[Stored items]
begin
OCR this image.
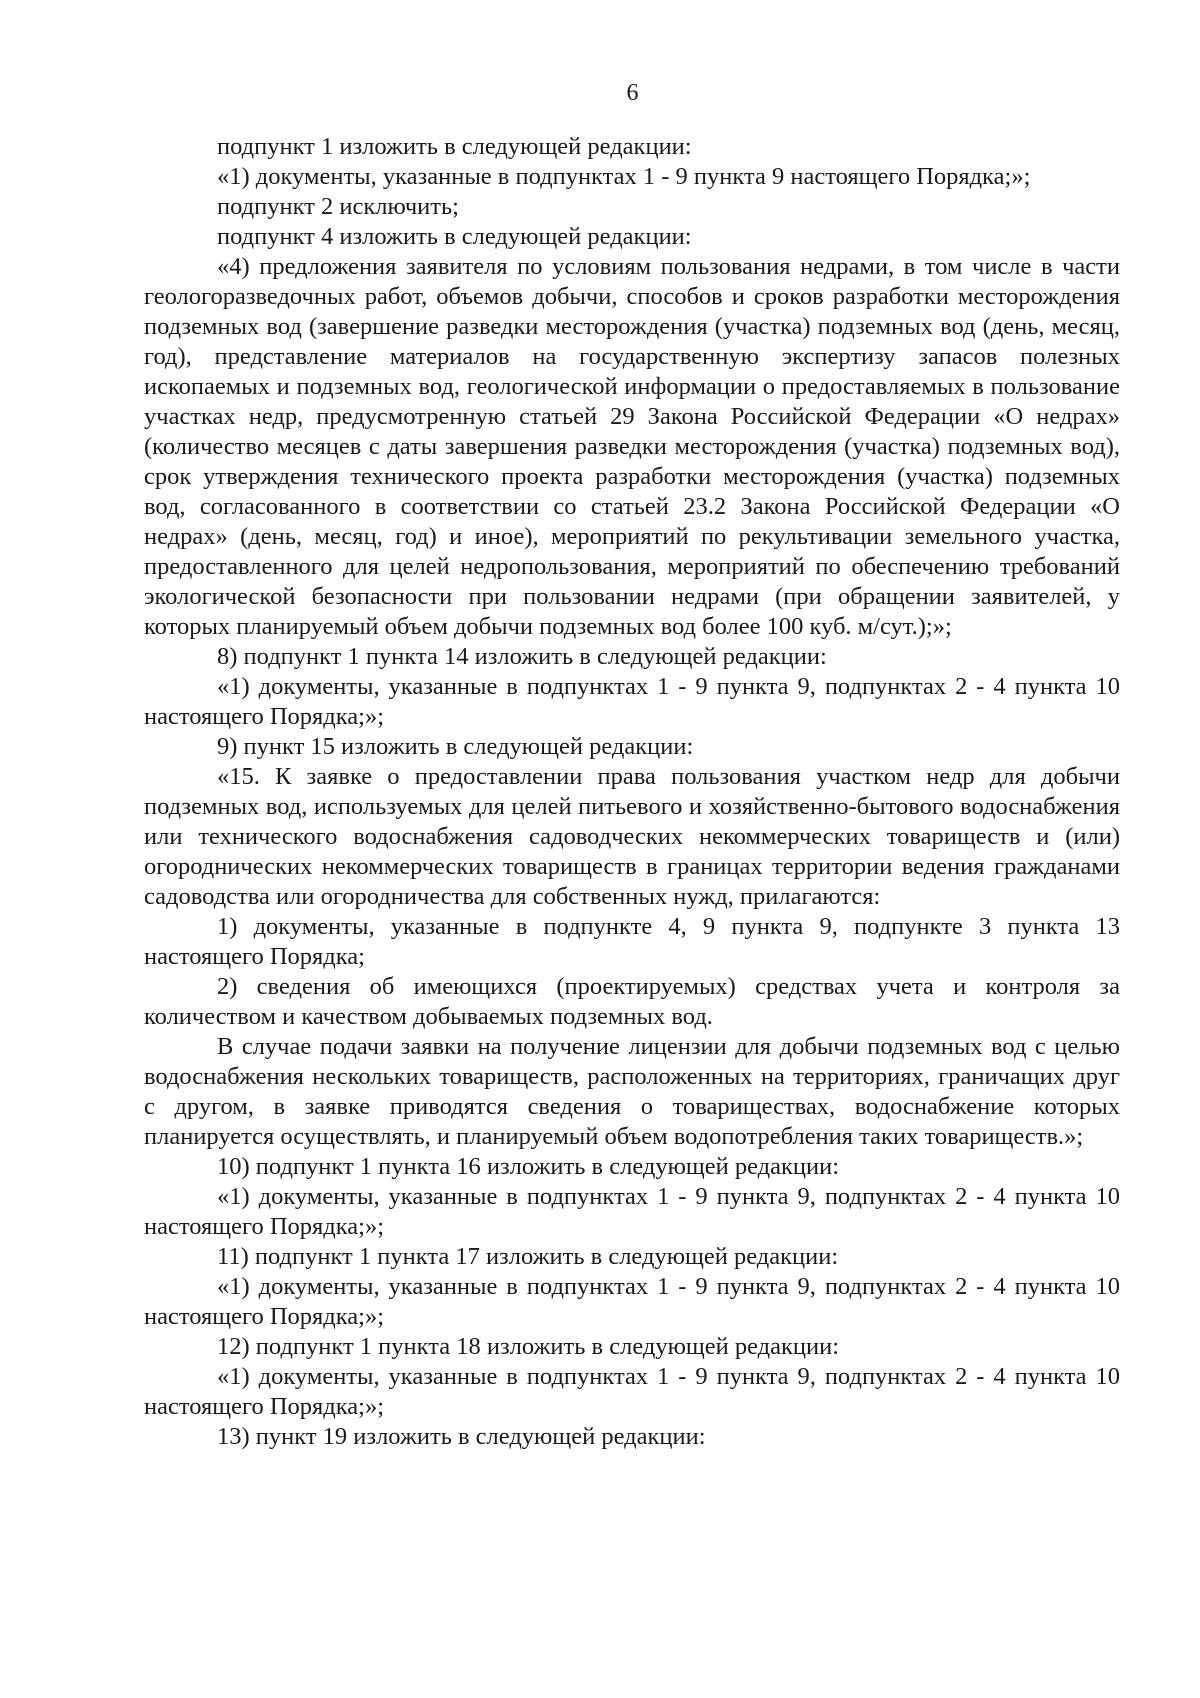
6

подпункт 1 изложить в следующей редакции:

«1) документы, указанные в подпунктах 1 - 9 пункта 9 настоящего Порядка;»;

подпункт 2 исключить;

подпункт 4 изложить в следующей редакции:

«4) предложения заявителя по условиям пользования недрами, в том числе в части геологоразведочных работ, объемов добычи, способов и сроков разработки месторождения подземных вод (завершение разведки месторождения (участка) подземных вод (день, месяц, год), представление материалов на государственную экспертизу запасов полезных ископаемых и подземных вод, геологической информации о предоставляемых в пользование участках недр, предусмотренную статьей 29 Закона Российской Федерации «О недрах» (количество месяцев с даты завершения разведки месторождения (участка) подземных вод), срок утверждения технического проекта разработки месторождения (участка) подземных вод, согласованного в соответствии со статьей 23.2 Закона Российской Федерации «О недрах» (день, месяц, год) и иное), мероприятий по рекультивации земельного участка, предоставленного для целей недропользования, мероприятий по обеспечению требований экологической безопасности при пользовании недрами (при обращении заявителей, у которых планируемый объем добычи подземных вод более 100 куб. м/сут.);»;

8) подпункт 1 пункта 14 изложить в следующей редакции:

«1) документы, указанные в подпунктах 1 - 9 пункта 9, подпунктах 2 - 4 пункта 10 настоящего Порядка;»;

9) пункт 15 изложить в следующей редакции:

«15. К заявке о предоставлении права пользования участком недр для добычи подземных вод, используемых для целей питьевого и хозяйственно-бытового водоснабжения или технического водоснабжения садоводческих некоммерческих товариществ и (или) огороднических некоммерческих товариществ в границах территории ведения гражданами садоводства или огородничества для собственных нужд, прилагаются:

1) документы, указанные в подпункте 4, 9 пункта 9, подпункте 3 пункта 13 настоящего Порядка;

2) сведения об имеющихся (проектируемых) средствах учета и контроля за количеством и качеством добываемых подземных вод.

В случае подачи заявки на получение лицензии для добычи подземных вод с целью водоснабжения нескольких товариществ, расположенных на территориях, граничащих друг с другом, в заявке приводятся сведения о товариществах, водоснабжение которых планируется осуществлять, и планируемый объем водопотребления таких товариществ.»;

10) подпункт 1 пункта 16 изложить в следующей редакции:

«1) документы, указанные в подпунктах 1 - 9 пункта 9, подпунктах 2 - 4 пункта 10 настоящего Порядка;»;

11) подпункт 1 пункта 17 изложить в следующей редакции:

«1) документы, указанные в подпунктах 1 - 9 пункта 9, подпунктах 2 - 4 пункта 10 настоящего Порядка;»;

12) подпункт 1 пункта 18 изложить в следующей редакции:

«1) документы, указанные в подпунктах 1 - 9 пункта 9, подпунктах 2 - 4 пункта 10 настоящего Порядка;»;

13) пункт 19 изложить в следующей редакции:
end
Return every line of the records exactly as given, pictures excluded.

ANSWER TO THIS TASK
OCR this image.
6

подпункт 1 изложить в следующей редакции:

«1) документы, указанные в подпунктах 1 - 9 пункта 9 настоящего Порядка;»;

подпункт 2 исключить;

подпункт 4 изложить в следующей редакции:

«4) предложения заявителя по условиям пользования недрами, в том числе в части геологоразведочных работ, объемов добычи, способов и сроков разработки месторождения подземных вод (завершение разведки месторождения (участка) подземных вод (день, месяц, год), представление материалов на государственную экспертизу запасов полезных ископаемых и подземных вод, геологической информации о предоставляемых в пользование участках недр, предусмотренную статьей 29 Закона Российской Федерации «О недрах» (количество месяцев с даты завершения разведки месторождения (участка) подземных вод), срок утверждения технического проекта разработки месторождения (участка) подземных вод, согласованного в соответствии со статьей 23.2 Закона Российской Федерации «О недрах» (день, месяц, год) и иное), мероприятий по рекультивации земельного участка, предоставленного для целей недропользования, мероприятий по обеспечению требований экологической безопасности при пользовании недрами (при обращении заявителей, у которых планируемый объем добычи подземных вод более 100 куб. м/сут.);»;

8) подпункт 1 пункта 14 изложить в следующей редакции:

«1) документы, указанные в подпунктах 1 - 9 пункта 9, подпунктах 2 - 4 пункта 10 настоящего Порядка;»;

9) пункт 15 изложить в следующей редакции:

«15. К заявке о предоставлении права пользования участком недр для добычи подземных вод, используемых для целей питьевого и хозяйственно-бытового водоснабжения или технического водоснабжения садоводческих некоммерческих товариществ и (или) огороднических некоммерческих товариществ в границах территории ведения гражданами садоводства или огородничества для собственных нужд, прилагаются:

1) документы, указанные в подпункте 4, 9 пункта 9, подпункте 3 пункта 13 настоящего Порядка;

2) сведения об имеющихся (проектируемых) средствах учета и контроля за количеством и качеством добываемых подземных вод.

В случае подачи заявки на получение лицензии для добычи подземных вод с целью водоснабжения нескольких товариществ, расположенных на территориях, граничащих друг с другом, в заявке приводятся сведения о товариществах, водоснабжение которых планируется осуществлять, и планируемый объем водопотребления таких товариществ.»;

10) подпункт 1 пункта 16 изложить в следующей редакции:

«1) документы, указанные в подпунктах 1 - 9 пункта 9, подпунктах 2 - 4 пункта 10 настоящего Порядка;»;

11) подпункт 1 пункта 17 изложить в следующей редакции:

«1) документы, указанные в подпунктах 1 - 9 пункта 9, подпунктах 2 - 4 пункта 10 настоящего Порядка;»;

12) подпункт 1 пункта 18 изложить в следующей редакции:

«1) документы, указанные в подпунктах 1 - 9 пункта 9, подпунктах 2 - 4 пункта 10 настоящего Порядка;»;

13) пункт 19 изложить в следующей редакции:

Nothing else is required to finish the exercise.